+++ Record set +++
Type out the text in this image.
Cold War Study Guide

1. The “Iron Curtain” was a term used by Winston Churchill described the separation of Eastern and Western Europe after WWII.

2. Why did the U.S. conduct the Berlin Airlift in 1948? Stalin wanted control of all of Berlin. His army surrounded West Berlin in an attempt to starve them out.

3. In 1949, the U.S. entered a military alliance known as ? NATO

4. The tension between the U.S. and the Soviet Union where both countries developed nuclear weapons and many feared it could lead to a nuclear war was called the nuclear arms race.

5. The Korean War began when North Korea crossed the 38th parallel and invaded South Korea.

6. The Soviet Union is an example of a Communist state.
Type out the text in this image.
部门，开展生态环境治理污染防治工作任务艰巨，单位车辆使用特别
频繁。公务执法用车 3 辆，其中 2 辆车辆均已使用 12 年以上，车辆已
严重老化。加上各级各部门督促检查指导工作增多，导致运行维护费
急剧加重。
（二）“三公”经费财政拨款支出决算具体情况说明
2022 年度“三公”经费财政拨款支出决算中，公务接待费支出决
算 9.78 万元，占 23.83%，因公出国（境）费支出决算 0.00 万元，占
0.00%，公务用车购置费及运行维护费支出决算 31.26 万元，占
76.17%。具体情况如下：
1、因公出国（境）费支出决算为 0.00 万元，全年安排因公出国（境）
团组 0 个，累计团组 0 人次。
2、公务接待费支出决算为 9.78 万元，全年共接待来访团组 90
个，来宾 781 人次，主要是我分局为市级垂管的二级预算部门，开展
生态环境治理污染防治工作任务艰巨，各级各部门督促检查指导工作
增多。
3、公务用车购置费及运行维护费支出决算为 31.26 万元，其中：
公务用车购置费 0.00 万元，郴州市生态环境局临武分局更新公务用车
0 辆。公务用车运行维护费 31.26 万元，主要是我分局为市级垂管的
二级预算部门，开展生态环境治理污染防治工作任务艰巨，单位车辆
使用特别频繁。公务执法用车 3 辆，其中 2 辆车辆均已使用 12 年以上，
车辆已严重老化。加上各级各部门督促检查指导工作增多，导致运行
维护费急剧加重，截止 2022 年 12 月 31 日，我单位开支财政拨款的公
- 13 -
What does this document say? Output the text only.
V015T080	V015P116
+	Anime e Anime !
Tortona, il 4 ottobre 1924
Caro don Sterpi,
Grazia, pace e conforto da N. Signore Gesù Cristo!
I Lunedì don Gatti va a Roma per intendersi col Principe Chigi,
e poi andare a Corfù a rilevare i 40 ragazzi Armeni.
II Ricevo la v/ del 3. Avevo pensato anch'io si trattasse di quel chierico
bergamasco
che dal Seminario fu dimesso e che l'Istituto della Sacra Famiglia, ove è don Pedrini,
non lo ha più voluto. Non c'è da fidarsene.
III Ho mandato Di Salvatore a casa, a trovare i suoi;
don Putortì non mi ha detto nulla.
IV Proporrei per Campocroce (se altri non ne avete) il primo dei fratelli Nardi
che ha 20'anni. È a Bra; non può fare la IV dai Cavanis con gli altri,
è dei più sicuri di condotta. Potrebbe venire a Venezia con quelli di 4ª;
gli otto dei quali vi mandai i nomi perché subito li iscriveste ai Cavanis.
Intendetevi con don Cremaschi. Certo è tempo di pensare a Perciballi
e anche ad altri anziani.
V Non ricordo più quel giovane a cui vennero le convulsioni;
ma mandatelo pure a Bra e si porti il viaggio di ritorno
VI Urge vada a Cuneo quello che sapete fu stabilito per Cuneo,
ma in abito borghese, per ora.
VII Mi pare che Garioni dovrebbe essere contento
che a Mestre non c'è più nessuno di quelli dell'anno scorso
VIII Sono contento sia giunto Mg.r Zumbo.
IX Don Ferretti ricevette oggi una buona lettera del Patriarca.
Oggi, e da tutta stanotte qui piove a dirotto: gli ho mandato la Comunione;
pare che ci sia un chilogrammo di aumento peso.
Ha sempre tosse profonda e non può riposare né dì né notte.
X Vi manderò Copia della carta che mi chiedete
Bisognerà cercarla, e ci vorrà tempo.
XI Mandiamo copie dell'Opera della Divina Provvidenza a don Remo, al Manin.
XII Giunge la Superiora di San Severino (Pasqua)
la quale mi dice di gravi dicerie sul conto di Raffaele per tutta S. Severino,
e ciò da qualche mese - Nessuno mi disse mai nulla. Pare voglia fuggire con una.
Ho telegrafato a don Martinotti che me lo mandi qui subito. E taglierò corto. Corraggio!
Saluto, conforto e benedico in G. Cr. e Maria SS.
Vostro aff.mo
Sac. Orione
+++
**The request**
Identify each line holding the string "subito", and copy it out.

**Solution to this exercise**
gli otto dei quali vi mandai i nomi perché subito li iscriveste ai Cavanis.
Ho telegrafato a don Martinotti che me lo mandi qui subito. E taglierò corto. Corraggio!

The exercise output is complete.